**Short problem**
Print every record below exactly as written.

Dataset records
# # # #
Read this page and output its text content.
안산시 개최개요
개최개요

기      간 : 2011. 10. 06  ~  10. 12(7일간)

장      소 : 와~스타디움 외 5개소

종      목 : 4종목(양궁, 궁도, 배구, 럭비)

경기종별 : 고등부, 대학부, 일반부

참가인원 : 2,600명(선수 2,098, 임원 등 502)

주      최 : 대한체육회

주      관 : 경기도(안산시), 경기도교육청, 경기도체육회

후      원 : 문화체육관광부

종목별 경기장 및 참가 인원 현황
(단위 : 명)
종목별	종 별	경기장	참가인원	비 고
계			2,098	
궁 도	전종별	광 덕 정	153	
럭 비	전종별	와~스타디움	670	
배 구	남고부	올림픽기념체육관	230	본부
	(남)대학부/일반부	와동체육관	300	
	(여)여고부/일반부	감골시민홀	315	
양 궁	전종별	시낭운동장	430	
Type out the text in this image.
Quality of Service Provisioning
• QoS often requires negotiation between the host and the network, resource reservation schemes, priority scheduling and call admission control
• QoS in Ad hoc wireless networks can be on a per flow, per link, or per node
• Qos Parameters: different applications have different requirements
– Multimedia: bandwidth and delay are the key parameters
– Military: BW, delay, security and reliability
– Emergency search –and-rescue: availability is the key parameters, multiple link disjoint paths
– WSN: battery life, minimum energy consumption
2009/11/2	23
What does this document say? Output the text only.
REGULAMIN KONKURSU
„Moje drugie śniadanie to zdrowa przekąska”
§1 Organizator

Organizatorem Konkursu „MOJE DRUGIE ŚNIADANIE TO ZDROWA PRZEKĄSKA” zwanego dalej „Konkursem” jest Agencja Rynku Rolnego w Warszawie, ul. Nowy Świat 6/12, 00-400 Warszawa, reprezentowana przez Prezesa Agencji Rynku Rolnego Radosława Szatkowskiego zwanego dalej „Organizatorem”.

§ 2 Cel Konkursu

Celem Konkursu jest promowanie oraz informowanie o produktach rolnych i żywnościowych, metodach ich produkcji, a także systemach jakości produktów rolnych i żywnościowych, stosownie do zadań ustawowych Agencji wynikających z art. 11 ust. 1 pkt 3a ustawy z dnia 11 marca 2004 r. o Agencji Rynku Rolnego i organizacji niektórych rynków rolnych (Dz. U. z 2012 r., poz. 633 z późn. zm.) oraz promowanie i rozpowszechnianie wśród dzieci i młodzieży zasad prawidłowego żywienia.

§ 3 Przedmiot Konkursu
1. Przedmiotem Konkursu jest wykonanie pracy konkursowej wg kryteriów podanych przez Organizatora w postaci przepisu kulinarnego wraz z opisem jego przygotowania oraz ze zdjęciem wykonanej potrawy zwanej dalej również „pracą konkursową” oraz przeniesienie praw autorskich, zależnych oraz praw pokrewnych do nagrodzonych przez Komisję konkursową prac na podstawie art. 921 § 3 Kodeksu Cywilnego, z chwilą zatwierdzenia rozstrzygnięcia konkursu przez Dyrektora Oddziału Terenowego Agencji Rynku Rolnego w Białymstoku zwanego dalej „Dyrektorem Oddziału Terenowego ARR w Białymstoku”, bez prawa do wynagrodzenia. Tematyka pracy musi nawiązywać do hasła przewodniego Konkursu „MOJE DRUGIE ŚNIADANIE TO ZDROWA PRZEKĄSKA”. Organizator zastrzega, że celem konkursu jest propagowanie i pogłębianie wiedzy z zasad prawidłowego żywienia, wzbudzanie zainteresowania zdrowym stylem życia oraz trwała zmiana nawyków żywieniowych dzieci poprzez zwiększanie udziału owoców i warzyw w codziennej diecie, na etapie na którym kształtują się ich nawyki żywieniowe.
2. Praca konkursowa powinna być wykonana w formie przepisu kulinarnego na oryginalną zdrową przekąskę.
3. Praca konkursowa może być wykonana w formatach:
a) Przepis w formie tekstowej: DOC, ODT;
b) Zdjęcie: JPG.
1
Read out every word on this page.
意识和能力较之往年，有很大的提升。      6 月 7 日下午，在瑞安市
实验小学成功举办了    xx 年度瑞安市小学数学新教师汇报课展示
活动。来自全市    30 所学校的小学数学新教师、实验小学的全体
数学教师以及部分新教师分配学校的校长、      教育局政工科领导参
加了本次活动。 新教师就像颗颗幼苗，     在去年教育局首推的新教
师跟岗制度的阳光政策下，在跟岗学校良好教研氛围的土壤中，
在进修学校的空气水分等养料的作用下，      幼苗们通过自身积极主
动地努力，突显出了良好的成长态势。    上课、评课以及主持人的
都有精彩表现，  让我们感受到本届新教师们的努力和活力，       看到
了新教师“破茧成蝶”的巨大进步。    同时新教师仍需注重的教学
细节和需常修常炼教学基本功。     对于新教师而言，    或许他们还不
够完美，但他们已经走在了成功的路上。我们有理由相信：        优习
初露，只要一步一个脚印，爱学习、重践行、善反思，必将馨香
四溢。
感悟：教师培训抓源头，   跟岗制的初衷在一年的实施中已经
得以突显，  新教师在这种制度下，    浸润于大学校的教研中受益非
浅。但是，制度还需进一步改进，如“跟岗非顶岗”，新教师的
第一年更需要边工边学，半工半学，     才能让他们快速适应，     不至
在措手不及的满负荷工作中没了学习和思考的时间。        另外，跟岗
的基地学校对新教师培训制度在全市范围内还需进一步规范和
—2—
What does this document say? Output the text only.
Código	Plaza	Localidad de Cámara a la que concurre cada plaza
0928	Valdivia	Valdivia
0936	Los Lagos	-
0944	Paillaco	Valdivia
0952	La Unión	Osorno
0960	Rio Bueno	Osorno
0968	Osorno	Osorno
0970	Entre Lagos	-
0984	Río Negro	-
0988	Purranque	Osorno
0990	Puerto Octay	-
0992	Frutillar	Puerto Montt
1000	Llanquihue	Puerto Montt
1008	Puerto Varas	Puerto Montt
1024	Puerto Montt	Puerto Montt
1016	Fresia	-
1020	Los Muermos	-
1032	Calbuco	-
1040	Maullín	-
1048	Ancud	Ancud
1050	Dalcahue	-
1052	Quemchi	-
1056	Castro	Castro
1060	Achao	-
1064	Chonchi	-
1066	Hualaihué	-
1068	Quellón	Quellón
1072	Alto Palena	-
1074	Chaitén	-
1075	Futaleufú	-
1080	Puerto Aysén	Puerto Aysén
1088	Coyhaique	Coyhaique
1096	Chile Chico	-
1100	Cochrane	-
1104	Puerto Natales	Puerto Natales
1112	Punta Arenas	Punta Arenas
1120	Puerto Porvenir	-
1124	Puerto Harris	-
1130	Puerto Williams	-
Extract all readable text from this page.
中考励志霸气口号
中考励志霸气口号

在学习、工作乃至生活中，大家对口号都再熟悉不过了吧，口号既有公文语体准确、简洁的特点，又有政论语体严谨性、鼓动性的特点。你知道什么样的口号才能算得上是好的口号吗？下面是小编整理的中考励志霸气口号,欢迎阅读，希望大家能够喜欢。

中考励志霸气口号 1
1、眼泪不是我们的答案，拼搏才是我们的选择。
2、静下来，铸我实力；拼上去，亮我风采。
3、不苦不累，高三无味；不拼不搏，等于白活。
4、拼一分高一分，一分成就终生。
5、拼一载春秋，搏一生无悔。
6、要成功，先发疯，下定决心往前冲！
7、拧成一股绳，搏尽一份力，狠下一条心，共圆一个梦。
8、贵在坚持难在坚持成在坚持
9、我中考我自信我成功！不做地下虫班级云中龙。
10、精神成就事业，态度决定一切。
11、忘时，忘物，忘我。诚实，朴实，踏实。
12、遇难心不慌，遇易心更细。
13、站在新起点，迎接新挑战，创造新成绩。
# # # #
**Response to this task**
Read this page and output its text content.
안산시 개최개요
개최개요

기      간 : 2011. 10. 06  ~  10. 12(7일간)

장      소 : 와~스타디움 외 5개소

종      목 : 4종목(양궁, 궁도, 배구, 럭비)

경기종별 : 고등부, 대학부, 일반부

참가인원 : 2,600명(선수 2,098, 임원 등 502)

주      최 : 대한체육회

주      관 : 경기도(안산시), 경기도교육청, 경기도체육회

후      원 : 문화체육관광부

종목별 경기장 및 참가 인원 현황
(단위 : 명)
종목별	종 별	경기장	참가인원	비 고
계			2,098	
궁 도	전종별	광 덕 정	153	
럭 비	전종별	와~스타디움	670	
배 구	남고부	올림픽기념체육관	230	본부
	(남)대학부/일반부	와동체육관	300	
	(여)여고부/일반부	감골시민홀	315	
양 궁	전종별	시낭운동장	430	
Type out the text in this image.
Quality of Service Provisioning
• QoS often requires negotiation between the host and the network, resource reservation schemes, priority scheduling and call admission control
• QoS in Ad hoc wireless networks can be on a per flow, per link, or per node
• Qos Parameters: different applications have different requirements
– Multimedia: bandwidth and delay are the key parameters
– Military: BW, delay, security and reliability
– Emergency search –and-rescue: availability is the key parameters, multiple link disjoint paths
– WSN: battery life, minimum energy consumption
2009/11/2	23
What does this document say? Output the text only.
REGULAMIN KONKURSU
„Moje drugie śniadanie to zdrowa przekąska”
§1 Organizator

Organizatorem Konkursu „MOJE DRUGIE ŚNIADANIE TO ZDROWA PRZEKĄSKA” zwanego dalej „Konkursem” jest Agencja Rynku Rolnego w Warszawie, ul. Nowy Świat 6/12, 00-400 Warszawa, reprezentowana przez Prezesa Agencji Rynku Rolnego Radosława Szatkowskiego zwanego dalej „Organizatorem”.

§ 2 Cel Konkursu

Celem Konkursu jest promowanie oraz informowanie o produktach rolnych i żywnościowych, metodach ich produkcji, a także systemach jakości produktów rolnych i żywnościowych, stosownie do zadań ustawowych Agencji wynikających z art. 11 ust. 1 pkt 3a ustawy z dnia 11 marca 2004 r. o Agencji Rynku Rolnego i organizacji niektórych rynków rolnych (Dz. U. z 2012 r., poz. 633 z późn. zm.) oraz promowanie i rozpowszechnianie wśród dzieci i młodzieży zasad prawidłowego żywienia.

§ 3 Przedmiot Konkursu
1. Przedmiotem Konkursu jest wykonanie pracy konkursowej wg kryteriów podanych przez Organizatora w postaci przepisu kulinarnego wraz z opisem jego przygotowania oraz ze zdjęciem wykonanej potrawy zwanej dalej również „pracą konkursową” oraz przeniesienie praw autorskich, zależnych oraz praw pokrewnych do nagrodzonych przez Komisję konkursową prac na podstawie art. 921 § 3 Kodeksu Cywilnego, z chwilą zatwierdzenia rozstrzygnięcia konkursu przez Dyrektora Oddziału Terenowego Agencji Rynku Rolnego w Białymstoku zwanego dalej „Dyrektorem Oddziału Terenowego ARR w Białymstoku”, bez prawa do wynagrodzenia. Tematyka pracy musi nawiązywać do hasła przewodniego Konkursu „MOJE DRUGIE ŚNIADANIE TO ZDROWA PRZEKĄSKA”. Organizator zastrzega, że celem konkursu jest propagowanie i pogłębianie wiedzy z zasad prawidłowego żywienia, wzbudzanie zainteresowania zdrowym stylem życia oraz trwała zmiana nawyków żywieniowych dzieci poprzez zwiększanie udziału owoców i warzyw w codziennej diecie, na etapie na którym kształtują się ich nawyki żywieniowe.
2. Praca konkursowa powinna być wykonana w formie przepisu kulinarnego na oryginalną zdrową przekąskę.
3. Praca konkursowa może być wykonana w formatach:
a) Przepis w formie tekstowej: DOC, ODT;
b) Zdjęcie: JPG.
1
Read out every word on this page.
意识和能力较之往年，有很大的提升。      6 月 7 日下午，在瑞安市
实验小学成功举办了    xx 年度瑞安市小学数学新教师汇报课展示
活动。来自全市    30 所学校的小学数学新教师、实验小学的全体
数学教师以及部分新教师分配学校的校长、      教育局政工科领导参
加了本次活动。 新教师就像颗颗幼苗，     在去年教育局首推的新教
师跟岗制度的阳光政策下，在跟岗学校良好教研氛围的土壤中，
在进修学校的空气水分等养料的作用下，      幼苗们通过自身积极主
动地努力，突显出了良好的成长态势。    上课、评课以及主持人的
都有精彩表现，  让我们感受到本届新教师们的努力和活力，       看到
了新教师“破茧成蝶”的巨大进步。    同时新教师仍需注重的教学
细节和需常修常炼教学基本功。     对于新教师而言，    或许他们还不
够完美，但他们已经走在了成功的路上。我们有理由相信：        优习
初露，只要一步一个脚印，爱学习、重践行、善反思，必将馨香
四溢。
感悟：教师培训抓源头，   跟岗制的初衷在一年的实施中已经
得以突显，  新教师在这种制度下，    浸润于大学校的教研中受益非
浅。但是，制度还需进一步改进，如“跟岗非顶岗”，新教师的
第一年更需要边工边学，半工半学，     才能让他们快速适应，     不至
在措手不及的满负荷工作中没了学习和思考的时间。        另外，跟岗
的基地学校对新教师培训制度在全市范围内还需进一步规范和
—2—
What does this document say? Output the text only.
Código	Plaza	Localidad de Cámara a la que concurre cada plaza
0928	Valdivia	Valdivia
0936	Los Lagos	-
0944	Paillaco	Valdivia
0952	La Unión	Osorno
0960	Rio Bueno	Osorno
0968	Osorno	Osorno
0970	Entre Lagos	-
0984	Río Negro	-
0988	Purranque	Osorno
0990	Puerto Octay	-
0992	Frutillar	Puerto Montt
1000	Llanquihue	Puerto Montt
1008	Puerto Varas	Puerto Montt
1024	Puerto Montt	Puerto Montt
1016	Fresia	-
1020	Los Muermos	-
1032	Calbuco	-
1040	Maullín	-
1048	Ancud	Ancud
1050	Dalcahue	-
1052	Quemchi	-
1056	Castro	Castro
1060	Achao	-
1064	Chonchi	-
1066	Hualaihué	-
1068	Quellón	Quellón
1072	Alto Palena	-
1074	Chaitén	-
1075	Futaleufú	-
1080	Puerto Aysén	Puerto Aysén
1088	Coyhaique	Coyhaique
1096	Chile Chico	-
1100	Cochrane	-
1104	Puerto Natales	Puerto Natales
1112	Punta Arenas	Punta Arenas
1120	Puerto Porvenir	-
1124	Puerto Harris	-
1130	Puerto Williams	-
Extract all readable text from this page.
中考励志霸气口号
中考励志霸气口号

在学习、工作乃至生活中，大家对口号都再熟悉不过了吧，口号既有公文语体准确、简洁的特点，又有政论语体严谨性、鼓动性的特点。你知道什么样的口号才能算得上是好的口号吗？下面是小编整理的中考励志霸气口号,欢迎阅读，希望大家能够喜欢。

中考励志霸气口号 1
1、眼泪不是我们的答案，拼搏才是我们的选择。
2、静下来，铸我实力；拼上去，亮我风采。
3、不苦不累，高三无味；不拼不搏，等于白活。
4、拼一分高一分，一分成就终生。
5、拼一载春秋，搏一生无悔。
6、要成功，先发疯，下定决心往前冲！
7、拧成一股绳，搏尽一份力，狠下一条心，共圆一个梦。
8、贵在坚持难在坚持成在坚持
9、我中考我自信我成功！不做地下虫班级云中龙。
10、精神成就事业，态度决定一切。
11、忘时，忘物，忘我。诚实，朴实，踏实。
12、遇难心不慌，遇易心更细。
13、站在新起点，迎接新挑战，创造新成绩。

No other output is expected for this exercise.